• PROBLEM STATEMENT:
Search the data for the string "name" and gather each line it is in.

• DATA PROVIDED:
begin
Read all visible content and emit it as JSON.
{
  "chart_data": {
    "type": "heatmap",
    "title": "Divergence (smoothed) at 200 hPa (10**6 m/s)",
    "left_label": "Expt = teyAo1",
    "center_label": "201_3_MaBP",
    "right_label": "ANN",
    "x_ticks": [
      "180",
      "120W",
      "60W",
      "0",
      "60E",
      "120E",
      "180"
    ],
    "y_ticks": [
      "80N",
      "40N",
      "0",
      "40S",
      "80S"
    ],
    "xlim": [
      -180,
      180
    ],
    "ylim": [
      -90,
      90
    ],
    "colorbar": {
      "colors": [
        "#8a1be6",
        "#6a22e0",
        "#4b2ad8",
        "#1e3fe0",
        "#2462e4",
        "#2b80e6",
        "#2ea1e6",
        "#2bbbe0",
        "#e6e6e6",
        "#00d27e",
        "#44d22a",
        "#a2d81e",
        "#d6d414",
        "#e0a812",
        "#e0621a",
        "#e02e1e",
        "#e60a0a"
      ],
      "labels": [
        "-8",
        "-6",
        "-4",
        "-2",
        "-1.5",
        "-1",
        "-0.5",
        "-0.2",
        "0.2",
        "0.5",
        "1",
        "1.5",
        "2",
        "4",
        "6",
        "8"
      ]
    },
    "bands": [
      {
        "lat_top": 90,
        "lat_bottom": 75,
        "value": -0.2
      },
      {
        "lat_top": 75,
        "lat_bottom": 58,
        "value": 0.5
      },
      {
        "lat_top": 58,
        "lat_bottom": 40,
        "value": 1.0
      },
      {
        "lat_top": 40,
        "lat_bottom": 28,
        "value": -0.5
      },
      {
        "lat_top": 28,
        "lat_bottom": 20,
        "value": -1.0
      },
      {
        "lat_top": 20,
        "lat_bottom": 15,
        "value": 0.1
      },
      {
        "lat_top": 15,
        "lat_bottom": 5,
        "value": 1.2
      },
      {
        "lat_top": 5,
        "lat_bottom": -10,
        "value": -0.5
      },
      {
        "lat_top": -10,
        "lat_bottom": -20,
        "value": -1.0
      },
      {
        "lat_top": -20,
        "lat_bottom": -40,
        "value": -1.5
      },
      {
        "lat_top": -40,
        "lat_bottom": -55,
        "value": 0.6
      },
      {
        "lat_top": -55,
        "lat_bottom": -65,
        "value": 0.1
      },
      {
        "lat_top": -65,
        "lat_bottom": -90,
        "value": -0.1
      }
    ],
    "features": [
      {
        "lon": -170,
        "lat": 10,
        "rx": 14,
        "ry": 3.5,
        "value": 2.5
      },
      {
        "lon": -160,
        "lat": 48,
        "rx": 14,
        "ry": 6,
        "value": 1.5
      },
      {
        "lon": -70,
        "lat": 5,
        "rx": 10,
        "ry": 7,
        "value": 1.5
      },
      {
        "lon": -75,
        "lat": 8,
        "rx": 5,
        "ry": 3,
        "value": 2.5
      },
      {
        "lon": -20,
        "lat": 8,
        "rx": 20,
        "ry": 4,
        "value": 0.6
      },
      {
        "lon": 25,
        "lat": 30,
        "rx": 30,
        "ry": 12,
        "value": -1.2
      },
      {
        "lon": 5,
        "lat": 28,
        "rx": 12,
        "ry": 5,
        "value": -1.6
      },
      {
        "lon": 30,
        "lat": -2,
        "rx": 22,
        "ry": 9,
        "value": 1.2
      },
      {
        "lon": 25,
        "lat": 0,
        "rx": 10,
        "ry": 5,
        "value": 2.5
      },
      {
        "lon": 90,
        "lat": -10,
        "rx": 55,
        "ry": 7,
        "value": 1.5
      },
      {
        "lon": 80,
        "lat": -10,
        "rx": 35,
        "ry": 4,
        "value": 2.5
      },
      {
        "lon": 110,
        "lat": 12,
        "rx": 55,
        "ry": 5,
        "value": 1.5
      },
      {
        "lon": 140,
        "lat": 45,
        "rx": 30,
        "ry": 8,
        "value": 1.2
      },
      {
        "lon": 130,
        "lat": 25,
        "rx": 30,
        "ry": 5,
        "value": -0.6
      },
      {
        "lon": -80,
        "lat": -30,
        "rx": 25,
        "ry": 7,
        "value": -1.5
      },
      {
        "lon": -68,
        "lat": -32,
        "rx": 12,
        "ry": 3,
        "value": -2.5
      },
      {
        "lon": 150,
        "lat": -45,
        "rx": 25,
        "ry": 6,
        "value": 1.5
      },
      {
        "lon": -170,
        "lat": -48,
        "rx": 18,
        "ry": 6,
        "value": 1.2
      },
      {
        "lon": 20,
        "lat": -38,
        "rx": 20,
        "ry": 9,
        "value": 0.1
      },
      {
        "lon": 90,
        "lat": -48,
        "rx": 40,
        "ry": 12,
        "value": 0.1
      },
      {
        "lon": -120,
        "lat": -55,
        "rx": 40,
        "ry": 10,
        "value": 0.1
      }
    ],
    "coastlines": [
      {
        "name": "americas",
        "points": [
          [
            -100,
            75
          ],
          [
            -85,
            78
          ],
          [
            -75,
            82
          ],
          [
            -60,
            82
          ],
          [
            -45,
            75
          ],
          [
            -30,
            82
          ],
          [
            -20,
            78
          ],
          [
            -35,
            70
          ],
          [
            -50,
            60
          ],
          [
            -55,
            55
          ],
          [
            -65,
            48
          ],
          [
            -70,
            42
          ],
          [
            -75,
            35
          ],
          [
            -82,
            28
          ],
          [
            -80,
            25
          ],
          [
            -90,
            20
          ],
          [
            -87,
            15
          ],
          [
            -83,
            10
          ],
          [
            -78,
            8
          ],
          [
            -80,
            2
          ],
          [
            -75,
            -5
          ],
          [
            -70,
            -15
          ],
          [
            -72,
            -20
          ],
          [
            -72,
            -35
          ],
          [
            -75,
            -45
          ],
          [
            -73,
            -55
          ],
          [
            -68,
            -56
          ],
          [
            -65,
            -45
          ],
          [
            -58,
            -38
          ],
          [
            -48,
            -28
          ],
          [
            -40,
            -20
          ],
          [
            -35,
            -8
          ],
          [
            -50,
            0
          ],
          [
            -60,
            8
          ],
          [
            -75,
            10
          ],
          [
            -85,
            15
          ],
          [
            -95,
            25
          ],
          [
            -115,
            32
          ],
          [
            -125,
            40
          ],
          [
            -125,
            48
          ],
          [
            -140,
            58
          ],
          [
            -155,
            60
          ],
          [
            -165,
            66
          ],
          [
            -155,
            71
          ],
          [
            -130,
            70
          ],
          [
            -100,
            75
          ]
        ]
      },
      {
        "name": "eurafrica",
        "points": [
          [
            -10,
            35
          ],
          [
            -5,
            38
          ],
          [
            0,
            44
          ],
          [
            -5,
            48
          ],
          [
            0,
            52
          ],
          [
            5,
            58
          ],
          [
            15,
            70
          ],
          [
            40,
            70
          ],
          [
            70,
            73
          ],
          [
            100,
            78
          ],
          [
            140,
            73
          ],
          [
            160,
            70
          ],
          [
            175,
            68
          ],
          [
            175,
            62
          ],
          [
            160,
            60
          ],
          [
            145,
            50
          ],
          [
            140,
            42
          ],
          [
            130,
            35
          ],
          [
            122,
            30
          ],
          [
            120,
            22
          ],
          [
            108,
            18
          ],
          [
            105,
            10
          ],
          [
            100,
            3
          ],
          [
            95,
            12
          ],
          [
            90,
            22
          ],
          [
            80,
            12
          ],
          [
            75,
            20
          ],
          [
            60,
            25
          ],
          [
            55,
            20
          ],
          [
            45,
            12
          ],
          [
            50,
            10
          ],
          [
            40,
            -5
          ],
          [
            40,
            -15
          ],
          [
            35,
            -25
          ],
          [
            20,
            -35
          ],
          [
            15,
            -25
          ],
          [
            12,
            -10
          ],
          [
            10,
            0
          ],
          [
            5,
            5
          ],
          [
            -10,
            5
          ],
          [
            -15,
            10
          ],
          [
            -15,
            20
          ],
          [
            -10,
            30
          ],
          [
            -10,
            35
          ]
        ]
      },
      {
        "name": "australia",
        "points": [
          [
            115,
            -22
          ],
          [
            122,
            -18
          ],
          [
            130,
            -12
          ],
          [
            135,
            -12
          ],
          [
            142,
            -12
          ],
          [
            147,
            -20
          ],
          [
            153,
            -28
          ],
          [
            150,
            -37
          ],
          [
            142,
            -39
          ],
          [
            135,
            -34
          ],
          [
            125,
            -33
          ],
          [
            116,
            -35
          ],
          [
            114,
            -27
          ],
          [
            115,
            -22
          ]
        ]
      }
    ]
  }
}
end
• EXERCISE OUTPUT:
        "name": "americas",
        "name": "eurafrica",
        "name": "australia",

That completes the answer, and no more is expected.